### Records for processing
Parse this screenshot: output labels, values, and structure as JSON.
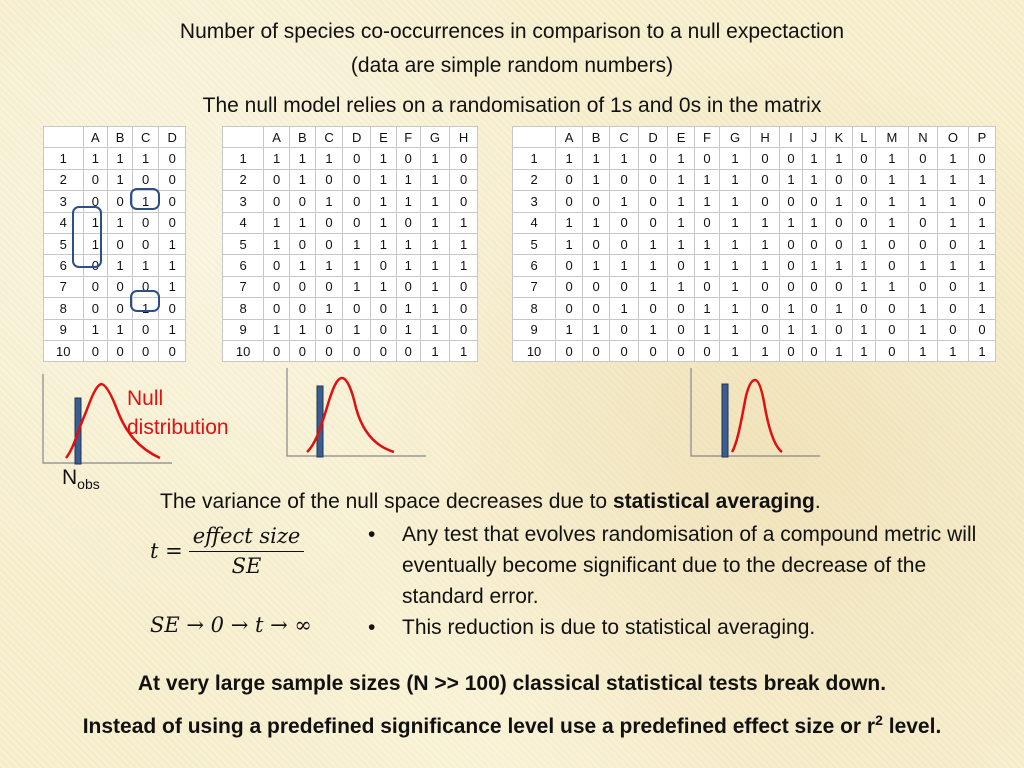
{
  "title_line1": "Number of species co-occurrences in comparison to a null expectaction",
  "title_line2": "(data are simple random numbers)",
  "title_line3": "The null model relies on a randomisation of 1s and 0s in the matrix",
  "matrices": [
    {
      "columns": [
        "",
        "A",
        "B",
        "C",
        "D"
      ],
      "rows": [
        [
          "1",
          "1",
          "1",
          "1",
          "0"
        ],
        [
          "2",
          "0",
          "1",
          "0",
          "0"
        ],
        [
          "3",
          "0",
          "0",
          "1",
          "0"
        ],
        [
          "4",
          "1",
          "1",
          "0",
          "0"
        ],
        [
          "5",
          "1",
          "0",
          "0",
          "1"
        ],
        [
          "6",
          "0",
          "1",
          "1",
          "1"
        ],
        [
          "7",
          "0",
          "0",
          "0",
          "1"
        ],
        [
          "8",
          "0",
          "0",
          "1",
          "0"
        ],
        [
          "9",
          "1",
          "1",
          "0",
          "1"
        ],
        [
          "10",
          "0",
          "0",
          "0",
          "0"
        ]
      ]
    },
    {
      "columns": [
        "",
        "A",
        "B",
        "C",
        "D",
        "E",
        "F",
        "G",
        "H"
      ],
      "rows": [
        [
          "1",
          "1",
          "1",
          "1",
          "0",
          "1",
          "0",
          "1",
          "0"
        ],
        [
          "2",
          "0",
          "1",
          "0",
          "0",
          "1",
          "1",
          "1",
          "0"
        ],
        [
          "3",
          "0",
          "0",
          "1",
          "0",
          "1",
          "1",
          "1",
          "0"
        ],
        [
          "4",
          "1",
          "1",
          "0",
          "0",
          "1",
          "0",
          "1",
          "1"
        ],
        [
          "5",
          "1",
          "0",
          "0",
          "1",
          "1",
          "1",
          "1",
          "1"
        ],
        [
          "6",
          "0",
          "1",
          "1",
          "1",
          "0",
          "1",
          "1",
          "1"
        ],
        [
          "7",
          "0",
          "0",
          "0",
          "1",
          "1",
          "0",
          "1",
          "0"
        ],
        [
          "8",
          "0",
          "0",
          "1",
          "0",
          "0",
          "1",
          "1",
          "0"
        ],
        [
          "9",
          "1",
          "1",
          "0",
          "1",
          "0",
          "1",
          "1",
          "0"
        ],
        [
          "10",
          "0",
          "0",
          "0",
          "0",
          "0",
          "0",
          "1",
          "1"
        ]
      ]
    },
    {
      "columns": [
        "",
        "A",
        "B",
        "C",
        "D",
        "E",
        "F",
        "G",
        "H",
        "I",
        "J",
        "K",
        "L",
        "M",
        "N",
        "O",
        "P"
      ],
      "rows": [
        [
          "1",
          "1",
          "1",
          "1",
          "0",
          "1",
          "0",
          "1",
          "0",
          "0",
          "1",
          "1",
          "0",
          "1",
          "0",
          "1",
          "0"
        ],
        [
          "2",
          "0",
          "1",
          "0",
          "0",
          "1",
          "1",
          "1",
          "0",
          "1",
          "1",
          "0",
          "0",
          "1",
          "1",
          "1",
          "1"
        ],
        [
          "3",
          "0",
          "0",
          "1",
          "0",
          "1",
          "1",
          "1",
          "0",
          "0",
          "0",
          "1",
          "0",
          "1",
          "1",
          "1",
          "0"
        ],
        [
          "4",
          "1",
          "1",
          "0",
          "0",
          "1",
          "0",
          "1",
          "1",
          "1",
          "1",
          "0",
          "0",
          "1",
          "0",
          "1",
          "1"
        ],
        [
          "5",
          "1",
          "0",
          "0",
          "1",
          "1",
          "1",
          "1",
          "1",
          "0",
          "0",
          "0",
          "1",
          "0",
          "0",
          "0",
          "1"
        ],
        [
          "6",
          "0",
          "1",
          "1",
          "1",
          "0",
          "1",
          "1",
          "1",
          "0",
          "1",
          "1",
          "1",
          "0",
          "1",
          "1",
          "1"
        ],
        [
          "7",
          "0",
          "0",
          "0",
          "1",
          "1",
          "0",
          "1",
          "0",
          "0",
          "0",
          "0",
          "1",
          "1",
          "0",
          "0",
          "1"
        ],
        [
          "8",
          "0",
          "0",
          "1",
          "0",
          "0",
          "1",
          "1",
          "0",
          "1",
          "0",
          "1",
          "0",
          "0",
          "1",
          "0",
          "1"
        ],
        [
          "9",
          "1",
          "1",
          "0",
          "1",
          "0",
          "1",
          "1",
          "0",
          "1",
          "1",
          "0",
          "1",
          "0",
          "1",
          "0",
          "0"
        ],
        [
          "10",
          "0",
          "0",
          "0",
          "0",
          "0",
          "0",
          "1",
          "1",
          "0",
          "0",
          "1",
          "1",
          "0",
          "1",
          "1",
          "1"
        ]
      ]
    }
  ],
  "plot_labels": {
    "null_line1": "Null",
    "null_line2": "distribution",
    "nobs_main": "N",
    "nobs_sub": "obs"
  },
  "colors": {
    "curve": "#e01010",
    "observed_bar": "#3b5d8f",
    "highlight": "#2d4f86"
  },
  "variance_text_prefix": "The variance of the null space decreases due to ",
  "variance_text_bold": "statistical averaging",
  "variance_text_suffix": ".",
  "formula": {
    "lhs": "t =",
    "numerator": "effect size",
    "denominator": "SE",
    "limit": "SE → 0 → t → ∞"
  },
  "bullets": [
    "Any test that evolves randomisation of a compound metric will eventually become significant due to the decrease of the standard error.",
    "This reduction is due to statistical averaging."
  ],
  "conclusion1": "At very large sample sizes (N >> 100) classical statistical tests break down.",
  "conclusion2_prefix": "Instead of using a predefined significance level use a predefined effect size or r",
  "conclusion2_sup": "2",
  "conclusion2_suffix": " level."
}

### Task description
Reproduce all the records verbatim, excluding images.

### Solution for this task
Parse this screenshot: output labels, values, and structure as JSON.
{
  "title_line1": "Number of species co-occurrences in comparison to a null expectaction",
  "title_line2": "(data are simple random numbers)",
  "title_line3": "The null model relies on a randomisation of 1s and 0s in the matrix",
  "matrices": [
    {
      "columns": [
        "",
        "A",
        "B",
        "C",
        "D"
      ],
      "rows": [
        [
          "1",
          "1",
          "1",
          "1",
          "0"
        ],
        [
          "2",
          "0",
          "1",
          "0",
          "0"
        ],
        [
          "3",
          "0",
          "0",
          "1",
          "0"
        ],
        [
          "4",
          "1",
          "1",
          "0",
          "0"
        ],
        [
          "5",
          "1",
          "0",
          "0",
          "1"
        ],
        [
          "6",
          "0",
          "1",
          "1",
          "1"
        ],
        [
          "7",
          "0",
          "0",
          "0",
          "1"
        ],
        [
          "8",
          "0",
          "0",
          "1",
          "0"
        ],
        [
          "9",
          "1",
          "1",
          "0",
          "1"
        ],
        [
          "10",
          "0",
          "0",
          "0",
          "0"
        ]
      ]
    },
    {
      "columns": [
        "",
        "A",
        "B",
        "C",
        "D",
        "E",
        "F",
        "G",
        "H"
      ],
      "rows": [
        [
          "1",
          "1",
          "1",
          "1",
          "0",
          "1",
          "0",
          "1",
          "0"
        ],
        [
          "2",
          "0",
          "1",
          "0",
          "0",
          "1",
          "1",
          "1",
          "0"
        ],
        [
          "3",
          "0",
          "0",
          "1",
          "0",
          "1",
          "1",
          "1",
          "0"
        ],
        [
          "4",
          "1",
          "1",
          "0",
          "0",
          "1",
          "0",
          "1",
          "1"
        ],
        [
          "5",
          "1",
          "0",
          "0",
          "1",
          "1",
          "1",
          "1",
          "1"
        ],
        [
          "6",
          "0",
          "1",
          "1",
          "1",
          "0",
          "1",
          "1",
          "1"
        ],
        [
          "7",
          "0",
          "0",
          "0",
          "1",
          "1",
          "0",
          "1",
          "0"
        ],
        [
          "8",
          "0",
          "0",
          "1",
          "0",
          "0",
          "1",
          "1",
          "0"
        ],
        [
          "9",
          "1",
          "1",
          "0",
          "1",
          "0",
          "1",
          "1",
          "0"
        ],
        [
          "10",
          "0",
          "0",
          "0",
          "0",
          "0",
          "0",
          "1",
          "1"
        ]
      ]
    },
    {
      "columns": [
        "",
        "A",
        "B",
        "C",
        "D",
        "E",
        "F",
        "G",
        "H",
        "I",
        "J",
        "K",
        "L",
        "M",
        "N",
        "O",
        "P"
      ],
      "rows": [
        [
          "1",
          "1",
          "1",
          "1",
          "0",
          "1",
          "0",
          "1",
          "0",
          "0",
          "1",
          "1",
          "0",
          "1",
          "0",
          "1",
          "0"
        ],
        [
          "2",
          "0",
          "1",
          "0",
          "0",
          "1",
          "1",
          "1",
          "0",
          "1",
          "1",
          "0",
          "0",
          "1",
          "1",
          "1",
          "1"
        ],
        [
          "3",
          "0",
          "0",
          "1",
          "0",
          "1",
          "1",
          "1",
          "0",
          "0",
          "0",
          "1",
          "0",
          "1",
          "1",
          "1",
          "0"
        ],
        [
          "4",
          "1",
          "1",
          "0",
          "0",
          "1",
          "0",
          "1",
          "1",
          "1",
          "1",
          "0",
          "0",
          "1",
          "0",
          "1",
          "1"
        ],
        [
          "5",
          "1",
          "0",
          "0",
          "1",
          "1",
          "1",
          "1",
          "1",
          "0",
          "0",
          "0",
          "1",
          "0",
          "0",
          "0",
          "1"
        ],
        [
          "6",
          "0",
          "1",
          "1",
          "1",
          "0",
          "1",
          "1",
          "1",
          "0",
          "1",
          "1",
          "1",
          "0",
          "1",
          "1",
          "1"
        ],
        [
          "7",
          "0",
          "0",
          "0",
          "1",
          "1",
          "0",
          "1",
          "0",
          "0",
          "0",
          "0",
          "1",
          "1",
          "0",
          "0",
          "1"
        ],
        [
          "8",
          "0",
          "0",
          "1",
          "0",
          "0",
          "1",
          "1",
          "0",
          "1",
          "0",
          "1",
          "0",
          "0",
          "1",
          "0",
          "1"
        ],
        [
          "9",
          "1",
          "1",
          "0",
          "1",
          "0",
          "1",
          "1",
          "0",
          "1",
          "1",
          "0",
          "1",
          "0",
          "1",
          "0",
          "0"
        ],
        [
          "10",
          "0",
          "0",
          "0",
          "0",
          "0",
          "0",
          "1",
          "1",
          "0",
          "0",
          "1",
          "1",
          "0",
          "1",
          "1",
          "1"
        ]
      ]
    }
  ],
  "plot_labels": {
    "null_line1": "Null",
    "null_line2": "distribution",
    "nobs_main": "N",
    "nobs_sub": "obs"
  },
  "colors": {
    "curve": "#e01010",
    "observed_bar": "#3b5d8f",
    "highlight": "#2d4f86"
  },
  "variance_text_prefix": "The variance of the null space decreases due to ",
  "variance_text_bold": "statistical averaging",
  "variance_text_suffix": ".",
  "formula": {
    "lhs": "t =",
    "numerator": "effect size",
    "denominator": "SE",
    "limit": "SE → 0 → t → ∞"
  },
  "bullets": [
    "Any test that evolves randomisation of a compound metric will eventually become significant due to the decrease of the standard error.",
    "This reduction is due to statistical averaging."
  ],
  "conclusion1": "At very large sample sizes (N >> 100) classical statistical tests break down.",
  "conclusion2_prefix": "Instead of using a predefined significance level use a predefined effect size or r",
  "conclusion2_sup": "2",
  "conclusion2_suffix": " level."
}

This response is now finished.